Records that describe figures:
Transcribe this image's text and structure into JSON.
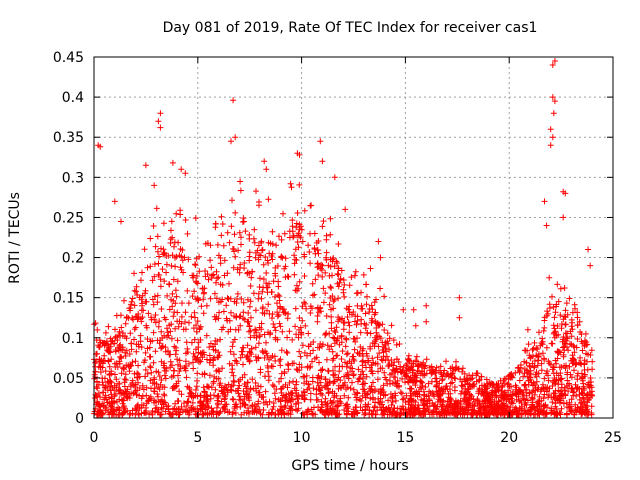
{
  "chart_data": {
    "type": "scatter",
    "title": "Day 081 of 2019, Rate Of TEC Index for receiver cas1",
    "xlabel": "GPS time / hours",
    "ylabel": "ROTI / TECUs",
    "xlim": [
      0,
      25
    ],
    "ylim": [
      0,
      0.45
    ],
    "xticks": [
      0,
      5,
      10,
      15,
      20,
      25
    ],
    "xtick_labels": [
      "0",
      "5",
      "10",
      "15",
      "20",
      "25"
    ],
    "yticks": [
      0,
      0.05,
      0.1,
      0.15,
      0.2,
      0.25,
      0.3,
      0.35,
      0.4,
      0.45
    ],
    "ytick_labels": [
      "0",
      "0.05",
      "0.1",
      "0.15",
      "0.2",
      "0.25",
      "0.3",
      "0.35",
      "0.4",
      "0.45"
    ],
    "grid": true,
    "marker": "+",
    "color": "#ff0000",
    "envelope": {
      "hours": [
        0,
        0.5,
        1,
        1.5,
        2,
        2.5,
        3,
        3.5,
        4,
        4.5,
        5,
        5.5,
        6,
        6.5,
        7,
        7.5,
        8,
        8.5,
        9,
        9.5,
        10,
        10.5,
        11,
        11.5,
        12,
        12.5,
        13,
        13.5,
        14,
        14.5,
        15,
        15.5,
        16,
        16.5,
        17,
        17.5,
        18,
        18.5,
        19,
        19.5,
        20,
        20.5,
        21,
        21.5,
        22,
        22.5,
        23,
        23.5,
        24
      ],
      "typical_max_roti": [
        0.1,
        0.09,
        0.1,
        0.12,
        0.16,
        0.2,
        0.22,
        0.2,
        0.22,
        0.2,
        0.2,
        0.18,
        0.2,
        0.22,
        0.26,
        0.24,
        0.22,
        0.22,
        0.22,
        0.24,
        0.24,
        0.22,
        0.2,
        0.2,
        0.18,
        0.16,
        0.15,
        0.15,
        0.12,
        0.08,
        0.07,
        0.07,
        0.06,
        0.06,
        0.06,
        0.06,
        0.05,
        0.05,
        0.04,
        0.04,
        0.05,
        0.06,
        0.08,
        0.1,
        0.15,
        0.14,
        0.12,
        0.1,
        0.08
      ]
    },
    "notable_points": [
      {
        "x": 0.2,
        "y": 0.34
      },
      {
        "x": 0.3,
        "y": 0.338
      },
      {
        "x": 3.2,
        "y": 0.38
      },
      {
        "x": 3.1,
        "y": 0.37
      },
      {
        "x": 3.2,
        "y": 0.362
      },
      {
        "x": 4.2,
        "y": 0.31
      },
      {
        "x": 4.4,
        "y": 0.305
      },
      {
        "x": 6.7,
        "y": 0.396
      },
      {
        "x": 6.6,
        "y": 0.345
      },
      {
        "x": 6.8,
        "y": 0.35
      },
      {
        "x": 8.2,
        "y": 0.32
      },
      {
        "x": 8.3,
        "y": 0.31
      },
      {
        "x": 9.8,
        "y": 0.33
      },
      {
        "x": 9.9,
        "y": 0.328
      },
      {
        "x": 10.9,
        "y": 0.345
      },
      {
        "x": 11.0,
        "y": 0.32
      },
      {
        "x": 2.5,
        "y": 0.315
      },
      {
        "x": 3.8,
        "y": 0.318
      },
      {
        "x": 11.6,
        "y": 0.3
      },
      {
        "x": 12.1,
        "y": 0.26
      },
      {
        "x": 13.7,
        "y": 0.22
      },
      {
        "x": 13.8,
        "y": 0.2
      },
      {
        "x": 17.6,
        "y": 0.15
      },
      {
        "x": 17.6,
        "y": 0.125
      },
      {
        "x": 14.9,
        "y": 0.135
      },
      {
        "x": 15.4,
        "y": 0.135
      },
      {
        "x": 15.5,
        "y": 0.115
      },
      {
        "x": 16.0,
        "y": 0.12
      },
      {
        "x": 16.0,
        "y": 0.14
      },
      {
        "x": 20.9,
        "y": 0.11
      },
      {
        "x": 22.1,
        "y": 0.44
      },
      {
        "x": 22.2,
        "y": 0.445
      },
      {
        "x": 22.1,
        "y": 0.4
      },
      {
        "x": 22.2,
        "y": 0.395
      },
      {
        "x": 22.15,
        "y": 0.38
      },
      {
        "x": 22.0,
        "y": 0.36
      },
      {
        "x": 22.1,
        "y": 0.35
      },
      {
        "x": 22.0,
        "y": 0.34
      },
      {
        "x": 22.6,
        "y": 0.282
      },
      {
        "x": 22.7,
        "y": 0.28
      },
      {
        "x": 21.7,
        "y": 0.27
      },
      {
        "x": 21.8,
        "y": 0.24
      },
      {
        "x": 22.6,
        "y": 0.25
      },
      {
        "x": 23.8,
        "y": 0.21
      },
      {
        "x": 23.9,
        "y": 0.19
      },
      {
        "x": 1.3,
        "y": 0.245
      },
      {
        "x": 1.0,
        "y": 0.27
      },
      {
        "x": 2.9,
        "y": 0.29
      }
    ]
  }
}
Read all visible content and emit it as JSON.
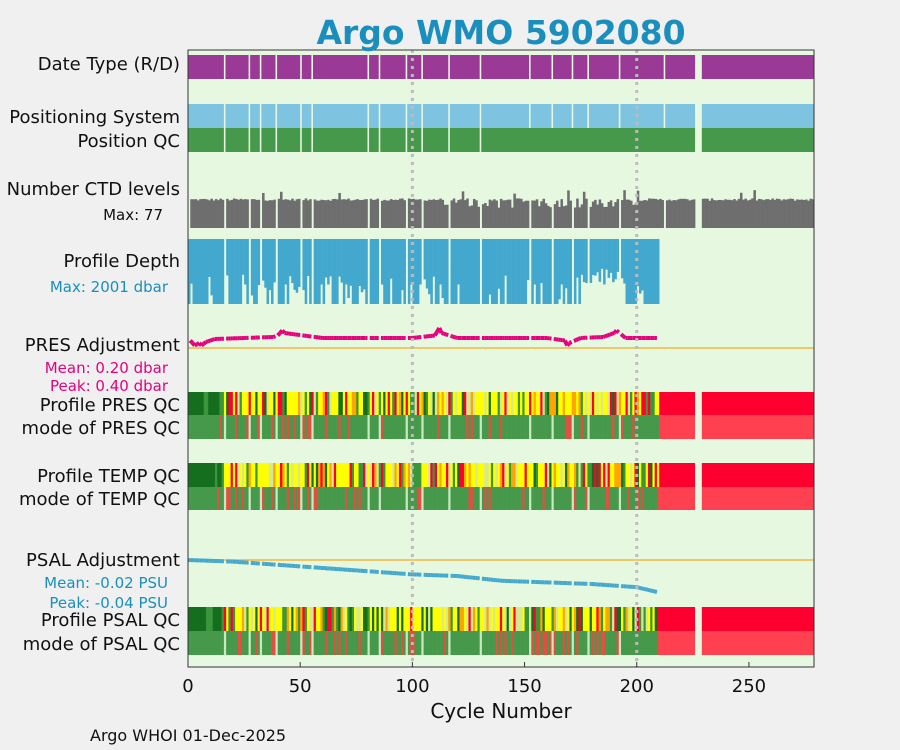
{
  "chart_data": {
    "type": "bar",
    "title": "Argo WMO 5902080",
    "xlabel": "Cycle Number",
    "xlim": [
      0,
      279
    ],
    "xticks": [
      0,
      50,
      100,
      150,
      200,
      250
    ],
    "grid_x": [
      100,
      200
    ],
    "footer": "Argo WHOI 01-Dec-2025",
    "gaps": [
      [
        226,
        229
      ]
    ],
    "profile_end": 210,
    "row_labels": {
      "date_type": "Date Type (R/D)",
      "positioning": "Positioning System",
      "position_qc": "Position QC",
      "ctd_levels": "Number CTD levels",
      "profile_depth": "Profile Depth",
      "pres_adj": "PRES Adjustment",
      "pres_qc": "Profile PRES QC",
      "pres_mode": "mode of PRES QC",
      "temp_qc": "Profile TEMP QC",
      "temp_mode": "mode of TEMP QC",
      "psal_adj": "PSAL Adjustment",
      "psal_qc": "Profile PSAL QC",
      "psal_mode": "mode of PSAL QC"
    },
    "annotations": {
      "ctd_max": "Max: 77",
      "depth_max": "Max: 2001 dbar",
      "pres_mean": "Mean: 0.20 dbar",
      "pres_peak": "Peak: 0.40 dbar",
      "psal_mean": "Mean: -0.02 PSU",
      "psal_peak": "Peak: -0.04 PSU"
    },
    "date_type_breaks": [
      16,
      27,
      32,
      39,
      50,
      55,
      80,
      85,
      97,
      104,
      116,
      130,
      152,
      162,
      171,
      178,
      192,
      212
    ],
    "position_qc_breaks": [
      142
    ],
    "ctd_levels_max": 77,
    "profile_depth_max_dbar": 2001,
    "pres_adjustment_series": [
      [
        1,
        0.15
      ],
      [
        3,
        0.05
      ],
      [
        5,
        0.1
      ],
      [
        6,
        0.05
      ],
      [
        8,
        0.12
      ],
      [
        12,
        0.18
      ],
      [
        25,
        0.2
      ],
      [
        38,
        0.22
      ],
      [
        40,
        0.25
      ],
      [
        42,
        0.35
      ],
      [
        43,
        0.3
      ],
      [
        60,
        0.2
      ],
      [
        80,
        0.2
      ],
      [
        100,
        0.2
      ],
      [
        110,
        0.25
      ],
      [
        112,
        0.4
      ],
      [
        113,
        0.3
      ],
      [
        120,
        0.2
      ],
      [
        140,
        0.2
      ],
      [
        150,
        0.2
      ],
      [
        160,
        0.2
      ],
      [
        168,
        0.15
      ],
      [
        169,
        0.05
      ],
      [
        170,
        0.1
      ],
      [
        175,
        0.2
      ],
      [
        185,
        0.22
      ],
      [
        190,
        0.3
      ],
      [
        191,
        0.35
      ],
      [
        195,
        0.2
      ],
      [
        209,
        0.2
      ]
    ],
    "psal_adjustment_series": [
      [
        0,
        0.0
      ],
      [
        20,
        -0.002
      ],
      [
        40,
        -0.006
      ],
      [
        60,
        -0.01
      ],
      [
        80,
        -0.014
      ],
      [
        100,
        -0.018
      ],
      [
        120,
        -0.02
      ],
      [
        140,
        -0.026
      ],
      [
        160,
        -0.028
      ],
      [
        180,
        -0.03
      ],
      [
        200,
        -0.034
      ],
      [
        209,
        -0.04
      ]
    ],
    "pres_adj_ylim": [
      -0.4,
      0.6
    ],
    "psal_adj_ylim": [
      -0.05,
      0.025
    ]
  },
  "colors": {
    "background": "#f0f0f0",
    "plot_background": "#e6f9e0",
    "title": "#1a8fbd",
    "date_type": "#9a3a96",
    "positioning": "#7ec4e0",
    "qc_good": "#46994a",
    "ctd_levels": "#6e6e6e",
    "profile_depth": "#43a8ce",
    "pres_adjustment": "#e6007e",
    "psal_adjustment": "#43a8ce",
    "zero_line": "#f0b840",
    "qc_red": "#fe0030",
    "qc_red_light": "#ff4050",
    "qc_yellow": "#ffff00",
    "qc_orange": "#ffa500",
    "qc_dark_green": "#146e1e",
    "qc_mid_green": "#3a963a"
  }
}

EXERCISE BRIEF:
Lines holding the word "Mean" in the entries above are the ones to pull out. Copy them all.

RESPONSE TO THIS TASK:
      "pres_mean": "Mean: 0.20 dbar",
      "psal_mean": "Mean: -0.02 PSU",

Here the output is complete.